▶ _SHORT EXERCISE_: Extract every line below, verbatim.

▶ _TASK INPUTS_:
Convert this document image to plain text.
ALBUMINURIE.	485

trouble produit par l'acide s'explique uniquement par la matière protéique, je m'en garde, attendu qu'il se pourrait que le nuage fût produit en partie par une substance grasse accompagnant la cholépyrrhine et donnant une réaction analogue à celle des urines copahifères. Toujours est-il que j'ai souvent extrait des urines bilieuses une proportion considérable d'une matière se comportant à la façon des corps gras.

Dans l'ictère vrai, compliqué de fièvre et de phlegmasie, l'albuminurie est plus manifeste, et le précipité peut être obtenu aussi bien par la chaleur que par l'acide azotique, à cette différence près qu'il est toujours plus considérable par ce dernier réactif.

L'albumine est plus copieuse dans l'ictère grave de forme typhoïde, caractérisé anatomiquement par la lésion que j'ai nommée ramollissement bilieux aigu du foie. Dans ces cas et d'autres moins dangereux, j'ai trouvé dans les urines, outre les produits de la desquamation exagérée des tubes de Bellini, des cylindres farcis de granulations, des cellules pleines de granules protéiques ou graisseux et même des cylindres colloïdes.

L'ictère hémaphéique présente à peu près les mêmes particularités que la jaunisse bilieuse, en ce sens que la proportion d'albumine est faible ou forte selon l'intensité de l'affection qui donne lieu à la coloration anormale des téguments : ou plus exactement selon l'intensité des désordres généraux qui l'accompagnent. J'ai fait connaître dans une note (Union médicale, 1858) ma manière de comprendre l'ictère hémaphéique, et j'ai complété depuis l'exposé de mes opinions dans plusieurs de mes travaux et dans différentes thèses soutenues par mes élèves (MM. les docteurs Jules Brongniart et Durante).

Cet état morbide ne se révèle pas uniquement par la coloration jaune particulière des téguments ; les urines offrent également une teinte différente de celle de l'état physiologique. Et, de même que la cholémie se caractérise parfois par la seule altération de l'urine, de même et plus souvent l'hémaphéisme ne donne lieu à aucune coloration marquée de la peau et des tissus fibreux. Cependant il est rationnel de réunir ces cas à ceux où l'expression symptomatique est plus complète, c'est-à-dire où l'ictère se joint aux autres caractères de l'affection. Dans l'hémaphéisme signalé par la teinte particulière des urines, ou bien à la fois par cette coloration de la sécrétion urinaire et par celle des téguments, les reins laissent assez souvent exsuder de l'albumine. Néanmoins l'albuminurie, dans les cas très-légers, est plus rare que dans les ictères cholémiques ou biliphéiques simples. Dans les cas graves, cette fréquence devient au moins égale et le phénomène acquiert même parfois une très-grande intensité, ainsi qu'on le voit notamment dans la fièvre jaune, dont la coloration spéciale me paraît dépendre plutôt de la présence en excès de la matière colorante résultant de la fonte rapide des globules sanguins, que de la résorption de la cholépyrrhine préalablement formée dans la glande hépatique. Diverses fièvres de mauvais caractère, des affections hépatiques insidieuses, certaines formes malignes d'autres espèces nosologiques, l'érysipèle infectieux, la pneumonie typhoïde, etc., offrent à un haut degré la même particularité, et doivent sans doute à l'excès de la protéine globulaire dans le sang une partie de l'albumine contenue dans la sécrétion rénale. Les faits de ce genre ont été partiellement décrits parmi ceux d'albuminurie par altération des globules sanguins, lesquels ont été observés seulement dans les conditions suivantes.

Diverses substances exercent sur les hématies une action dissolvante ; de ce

▶ _TASK RESULT_:
Convert this document image to plain text.
ALBUMINURIE.	485

trouble produit par l'acide s'explique uniquement par la matière protéique, je m'en garde, attendu qu'il se pourrait que le nuage fût produit en partie par une substance grasse accompagnant la cholépyrrhine et donnant une réaction analogue à celle des urines copahifères. Toujours est-il que j'ai souvent extrait des urines bilieuses une proportion considérable d'une matière se comportant à la façon des corps gras.

Dans l'ictère vrai, compliqué de fièvre et de phlegmasie, l'albuminurie est plus manifeste, et le précipité peut être obtenu aussi bien par la chaleur que par l'acide azotique, à cette différence près qu'il est toujours plus considérable par ce dernier réactif.

L'albumine est plus copieuse dans l'ictère grave de forme typhoïde, caractérisé anatomiquement par la lésion que j'ai nommée ramollissement bilieux aigu du foie. Dans ces cas et d'autres moins dangereux, j'ai trouvé dans les urines, outre les produits de la desquamation exagérée des tubes de Bellini, des cylindres farcis de granulations, des cellules pleines de granules protéiques ou graisseux et même des cylindres colloïdes.

L'ictère hémaphéique présente à peu près les mêmes particularités que la jaunisse bilieuse, en ce sens que la proportion d'albumine est faible ou forte selon l'intensité de l'affection qui donne lieu à la coloration anormale des téguments : ou plus exactement selon l'intensité des désordres généraux qui l'accompagnent. J'ai fait connaître dans une note (Union médicale, 1858) ma manière de comprendre l'ictère hémaphéique, et j'ai complété depuis l'exposé de mes opinions dans plusieurs de mes travaux et dans différentes thèses soutenues par mes élèves (MM. les docteurs Jules Brongniart et Durante).

Cet état morbide ne se révèle pas uniquement par la coloration jaune particulière des téguments ; les urines offrent également une teinte différente de celle de l'état physiologique. Et, de même que la cholémie se caractérise parfois par la seule altération de l'urine, de même et plus souvent l'hémaphéisme ne donne lieu à aucune coloration marquée de la peau et des tissus fibreux. Cependant il est rationnel de réunir ces cas à ceux où l'expression symptomatique est plus complète, c'est-à-dire où l'ictère se joint aux autres caractères de l'affection. Dans l'hémaphéisme signalé par la teinte particulière des urines, ou bien à la fois par cette coloration de la sécrétion urinaire et par celle des téguments, les reins laissent assez souvent exsuder de l'albumine. Néanmoins l'albuminurie, dans les cas très-légers, est plus rare que dans les ictères cholémiques ou biliphéiques simples. Dans les cas graves, cette fréquence devient au moins égale et le phénomène acquiert même parfois une très-grande intensité, ainsi qu'on le voit notamment dans la fièvre jaune, dont la coloration spéciale me paraît dépendre plutôt de la présence en excès de la matière colorante résultant de la fonte rapide des globules sanguins, que de la résorption de la cholépyrrhine préalablement formée dans la glande hépatique. Diverses fièvres de mauvais caractère, des affections hépatiques insidieuses, certaines formes malignes d'autres espèces nosologiques, l'érysipèle infectieux, la pneumonie typhoïde, etc., offrent à un haut degré la même particularité, et doivent sans doute à l'excès de la protéine globulaire dans le sang une partie de l'albumine contenue dans la sécrétion rénale. Les faits de ce genre ont été partiellement décrits parmi ceux d'albuminurie par altération des globules sanguins, lesquels ont été observés seulement dans les conditions suivantes.

Diverses substances exercent sur les hématies une action dissolvante ; de ce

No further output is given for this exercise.